WHAT THE TASK ASKS:
Give the count of lines containing the string "threads", with no other output.

GIVEN ENTRIES:
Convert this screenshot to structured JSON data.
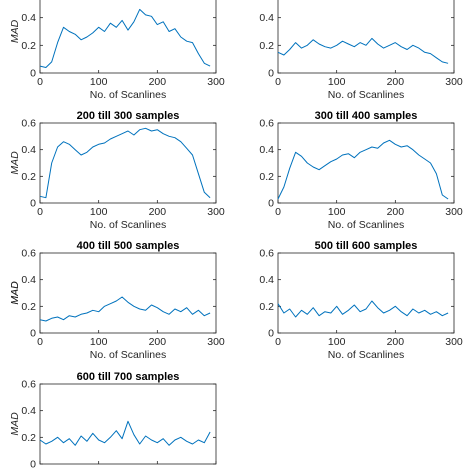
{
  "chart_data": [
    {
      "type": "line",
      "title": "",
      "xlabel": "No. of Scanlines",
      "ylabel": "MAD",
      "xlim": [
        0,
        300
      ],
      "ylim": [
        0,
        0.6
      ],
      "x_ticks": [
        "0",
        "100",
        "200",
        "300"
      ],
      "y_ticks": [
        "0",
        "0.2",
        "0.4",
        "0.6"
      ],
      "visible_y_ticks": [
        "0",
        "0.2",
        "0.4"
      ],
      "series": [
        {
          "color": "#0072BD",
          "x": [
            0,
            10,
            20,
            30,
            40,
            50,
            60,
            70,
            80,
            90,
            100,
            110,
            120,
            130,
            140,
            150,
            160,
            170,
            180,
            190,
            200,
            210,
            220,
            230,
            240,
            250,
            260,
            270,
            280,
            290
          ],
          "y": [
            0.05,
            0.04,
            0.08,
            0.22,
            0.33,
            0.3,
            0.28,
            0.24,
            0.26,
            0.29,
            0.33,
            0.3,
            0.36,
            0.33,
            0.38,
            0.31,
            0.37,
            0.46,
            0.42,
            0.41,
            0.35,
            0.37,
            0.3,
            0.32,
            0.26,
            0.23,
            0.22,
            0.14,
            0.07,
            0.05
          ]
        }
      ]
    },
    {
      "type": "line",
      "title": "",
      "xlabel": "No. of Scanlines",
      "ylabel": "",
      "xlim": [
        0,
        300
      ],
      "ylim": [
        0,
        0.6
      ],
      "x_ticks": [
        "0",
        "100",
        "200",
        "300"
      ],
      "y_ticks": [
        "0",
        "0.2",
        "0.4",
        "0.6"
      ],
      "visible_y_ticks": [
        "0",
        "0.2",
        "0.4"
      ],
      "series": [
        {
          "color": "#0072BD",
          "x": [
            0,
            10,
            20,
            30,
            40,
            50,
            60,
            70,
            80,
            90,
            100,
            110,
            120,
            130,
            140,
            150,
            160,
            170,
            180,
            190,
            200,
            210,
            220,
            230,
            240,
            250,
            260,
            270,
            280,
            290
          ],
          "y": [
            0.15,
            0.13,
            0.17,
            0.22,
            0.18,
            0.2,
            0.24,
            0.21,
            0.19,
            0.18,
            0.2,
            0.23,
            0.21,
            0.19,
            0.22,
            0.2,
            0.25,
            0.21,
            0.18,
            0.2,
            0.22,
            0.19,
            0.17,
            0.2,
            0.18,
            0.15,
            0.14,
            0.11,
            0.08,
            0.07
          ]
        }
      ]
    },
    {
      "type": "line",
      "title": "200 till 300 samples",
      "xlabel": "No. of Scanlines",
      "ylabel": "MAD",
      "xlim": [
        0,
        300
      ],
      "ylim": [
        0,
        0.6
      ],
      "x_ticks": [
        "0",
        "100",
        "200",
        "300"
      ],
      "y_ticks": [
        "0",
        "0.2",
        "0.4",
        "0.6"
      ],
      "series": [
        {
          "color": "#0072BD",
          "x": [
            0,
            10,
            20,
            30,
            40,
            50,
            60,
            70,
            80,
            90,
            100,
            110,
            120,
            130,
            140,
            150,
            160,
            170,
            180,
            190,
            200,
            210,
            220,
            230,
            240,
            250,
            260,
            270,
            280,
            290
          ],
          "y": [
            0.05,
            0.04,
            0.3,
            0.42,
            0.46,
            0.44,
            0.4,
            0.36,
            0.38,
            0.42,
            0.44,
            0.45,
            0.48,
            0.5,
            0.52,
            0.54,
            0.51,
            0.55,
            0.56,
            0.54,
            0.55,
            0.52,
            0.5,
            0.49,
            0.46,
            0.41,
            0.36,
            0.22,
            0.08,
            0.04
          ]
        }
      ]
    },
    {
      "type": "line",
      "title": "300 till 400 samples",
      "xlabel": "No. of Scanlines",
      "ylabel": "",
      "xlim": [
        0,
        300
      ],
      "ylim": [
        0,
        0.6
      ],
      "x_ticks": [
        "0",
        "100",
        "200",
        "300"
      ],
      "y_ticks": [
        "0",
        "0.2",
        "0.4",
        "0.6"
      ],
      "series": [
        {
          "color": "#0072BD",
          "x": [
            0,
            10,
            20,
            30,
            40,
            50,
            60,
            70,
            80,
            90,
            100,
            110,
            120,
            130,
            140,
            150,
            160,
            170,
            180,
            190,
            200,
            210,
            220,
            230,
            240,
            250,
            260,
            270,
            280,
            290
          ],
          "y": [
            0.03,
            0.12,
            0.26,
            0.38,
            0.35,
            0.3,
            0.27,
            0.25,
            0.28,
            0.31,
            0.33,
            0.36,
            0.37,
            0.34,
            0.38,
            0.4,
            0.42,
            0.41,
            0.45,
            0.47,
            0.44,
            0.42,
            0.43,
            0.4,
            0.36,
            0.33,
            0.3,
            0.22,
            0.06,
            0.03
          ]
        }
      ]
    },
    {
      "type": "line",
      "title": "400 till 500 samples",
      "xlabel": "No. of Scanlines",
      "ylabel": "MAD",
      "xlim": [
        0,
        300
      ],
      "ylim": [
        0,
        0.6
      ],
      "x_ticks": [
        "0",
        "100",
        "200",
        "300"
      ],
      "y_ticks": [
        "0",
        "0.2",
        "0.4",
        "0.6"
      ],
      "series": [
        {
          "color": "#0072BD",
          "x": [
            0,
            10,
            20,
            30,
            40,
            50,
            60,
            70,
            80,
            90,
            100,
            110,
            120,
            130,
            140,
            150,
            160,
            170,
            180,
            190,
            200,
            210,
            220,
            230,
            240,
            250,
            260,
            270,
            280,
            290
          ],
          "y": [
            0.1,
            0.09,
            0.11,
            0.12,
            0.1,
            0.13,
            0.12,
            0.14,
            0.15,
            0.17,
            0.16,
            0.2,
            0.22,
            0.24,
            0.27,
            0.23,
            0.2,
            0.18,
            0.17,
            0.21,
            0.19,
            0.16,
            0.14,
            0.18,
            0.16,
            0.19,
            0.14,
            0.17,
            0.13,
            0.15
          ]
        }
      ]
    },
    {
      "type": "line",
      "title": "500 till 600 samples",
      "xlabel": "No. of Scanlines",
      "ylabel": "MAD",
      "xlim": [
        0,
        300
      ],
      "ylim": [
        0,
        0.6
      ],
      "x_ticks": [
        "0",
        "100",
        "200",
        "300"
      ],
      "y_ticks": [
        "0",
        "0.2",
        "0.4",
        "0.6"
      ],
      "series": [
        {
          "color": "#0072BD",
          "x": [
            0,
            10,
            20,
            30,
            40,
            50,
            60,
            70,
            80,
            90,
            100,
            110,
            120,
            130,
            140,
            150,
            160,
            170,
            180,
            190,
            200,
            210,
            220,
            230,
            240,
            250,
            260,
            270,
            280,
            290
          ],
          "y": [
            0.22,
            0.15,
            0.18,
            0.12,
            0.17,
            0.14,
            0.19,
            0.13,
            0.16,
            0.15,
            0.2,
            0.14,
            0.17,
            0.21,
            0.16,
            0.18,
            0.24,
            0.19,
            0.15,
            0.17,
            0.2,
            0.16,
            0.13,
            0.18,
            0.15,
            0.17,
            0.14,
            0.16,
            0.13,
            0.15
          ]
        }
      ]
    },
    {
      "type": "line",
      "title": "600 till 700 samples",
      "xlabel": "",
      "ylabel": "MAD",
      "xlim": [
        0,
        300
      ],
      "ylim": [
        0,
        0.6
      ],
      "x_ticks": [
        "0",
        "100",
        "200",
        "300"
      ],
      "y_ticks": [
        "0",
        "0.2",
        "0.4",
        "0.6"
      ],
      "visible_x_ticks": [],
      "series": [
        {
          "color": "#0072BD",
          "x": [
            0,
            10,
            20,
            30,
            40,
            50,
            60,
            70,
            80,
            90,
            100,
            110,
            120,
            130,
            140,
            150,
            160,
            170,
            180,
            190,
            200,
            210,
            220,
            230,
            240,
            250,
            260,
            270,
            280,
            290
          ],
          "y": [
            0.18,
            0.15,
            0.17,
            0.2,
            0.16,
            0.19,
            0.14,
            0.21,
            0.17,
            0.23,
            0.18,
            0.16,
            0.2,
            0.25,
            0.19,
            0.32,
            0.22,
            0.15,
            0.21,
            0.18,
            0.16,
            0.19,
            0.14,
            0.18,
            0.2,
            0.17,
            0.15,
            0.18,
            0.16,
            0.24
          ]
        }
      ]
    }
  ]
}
--
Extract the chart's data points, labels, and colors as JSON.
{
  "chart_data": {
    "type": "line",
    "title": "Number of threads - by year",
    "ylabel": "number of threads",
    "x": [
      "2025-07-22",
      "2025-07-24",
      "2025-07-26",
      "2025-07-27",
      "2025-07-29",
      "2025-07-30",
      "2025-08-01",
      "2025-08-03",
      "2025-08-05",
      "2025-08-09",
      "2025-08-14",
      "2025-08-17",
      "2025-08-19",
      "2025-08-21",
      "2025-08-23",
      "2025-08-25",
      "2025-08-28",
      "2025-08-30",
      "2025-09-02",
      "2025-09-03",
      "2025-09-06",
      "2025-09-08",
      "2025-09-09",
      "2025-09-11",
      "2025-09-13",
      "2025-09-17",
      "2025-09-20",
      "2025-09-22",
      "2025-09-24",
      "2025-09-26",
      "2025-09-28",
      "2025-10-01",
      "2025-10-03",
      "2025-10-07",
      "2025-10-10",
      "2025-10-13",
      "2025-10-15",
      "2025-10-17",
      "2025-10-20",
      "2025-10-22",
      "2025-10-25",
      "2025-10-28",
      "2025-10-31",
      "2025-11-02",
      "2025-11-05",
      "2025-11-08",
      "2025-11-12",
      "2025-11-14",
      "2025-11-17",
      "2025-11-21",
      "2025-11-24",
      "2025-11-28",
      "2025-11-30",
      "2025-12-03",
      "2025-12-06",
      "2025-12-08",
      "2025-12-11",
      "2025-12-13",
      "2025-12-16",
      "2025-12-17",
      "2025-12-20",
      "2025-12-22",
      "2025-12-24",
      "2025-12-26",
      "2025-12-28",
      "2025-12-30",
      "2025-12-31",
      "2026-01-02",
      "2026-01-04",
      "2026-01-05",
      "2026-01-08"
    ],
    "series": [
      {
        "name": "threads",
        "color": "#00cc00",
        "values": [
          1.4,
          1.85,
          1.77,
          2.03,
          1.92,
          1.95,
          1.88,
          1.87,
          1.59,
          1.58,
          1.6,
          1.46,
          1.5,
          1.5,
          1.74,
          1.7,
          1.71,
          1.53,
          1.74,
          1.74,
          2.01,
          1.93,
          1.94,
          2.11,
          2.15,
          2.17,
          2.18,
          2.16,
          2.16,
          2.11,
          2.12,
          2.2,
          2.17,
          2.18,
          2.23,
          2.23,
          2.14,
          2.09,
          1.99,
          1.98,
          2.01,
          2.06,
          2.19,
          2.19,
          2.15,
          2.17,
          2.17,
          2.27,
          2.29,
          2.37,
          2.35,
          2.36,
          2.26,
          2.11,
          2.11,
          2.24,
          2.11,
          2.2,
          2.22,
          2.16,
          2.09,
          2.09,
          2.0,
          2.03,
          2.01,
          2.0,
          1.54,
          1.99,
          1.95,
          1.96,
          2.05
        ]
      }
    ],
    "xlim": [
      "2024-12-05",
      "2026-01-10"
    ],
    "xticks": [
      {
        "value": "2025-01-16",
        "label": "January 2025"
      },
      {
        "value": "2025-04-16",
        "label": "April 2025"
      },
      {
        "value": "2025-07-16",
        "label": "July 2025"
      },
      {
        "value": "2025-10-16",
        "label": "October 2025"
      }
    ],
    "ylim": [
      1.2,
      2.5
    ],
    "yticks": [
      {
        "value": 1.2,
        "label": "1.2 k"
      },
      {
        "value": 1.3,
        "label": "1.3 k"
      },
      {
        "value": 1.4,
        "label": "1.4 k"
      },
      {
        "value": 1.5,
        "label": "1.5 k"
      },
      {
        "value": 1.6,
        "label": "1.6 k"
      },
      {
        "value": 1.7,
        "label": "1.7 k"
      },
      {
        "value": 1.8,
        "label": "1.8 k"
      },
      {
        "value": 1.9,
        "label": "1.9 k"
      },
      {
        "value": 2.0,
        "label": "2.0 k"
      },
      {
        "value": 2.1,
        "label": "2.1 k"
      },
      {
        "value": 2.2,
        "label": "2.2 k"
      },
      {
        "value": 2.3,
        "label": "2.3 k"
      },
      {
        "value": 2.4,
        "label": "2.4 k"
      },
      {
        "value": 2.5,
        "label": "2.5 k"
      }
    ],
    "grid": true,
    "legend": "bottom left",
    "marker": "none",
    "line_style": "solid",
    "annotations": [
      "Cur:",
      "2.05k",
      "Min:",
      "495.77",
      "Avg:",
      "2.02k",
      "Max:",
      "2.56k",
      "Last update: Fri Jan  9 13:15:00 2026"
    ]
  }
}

OUTPUT:
3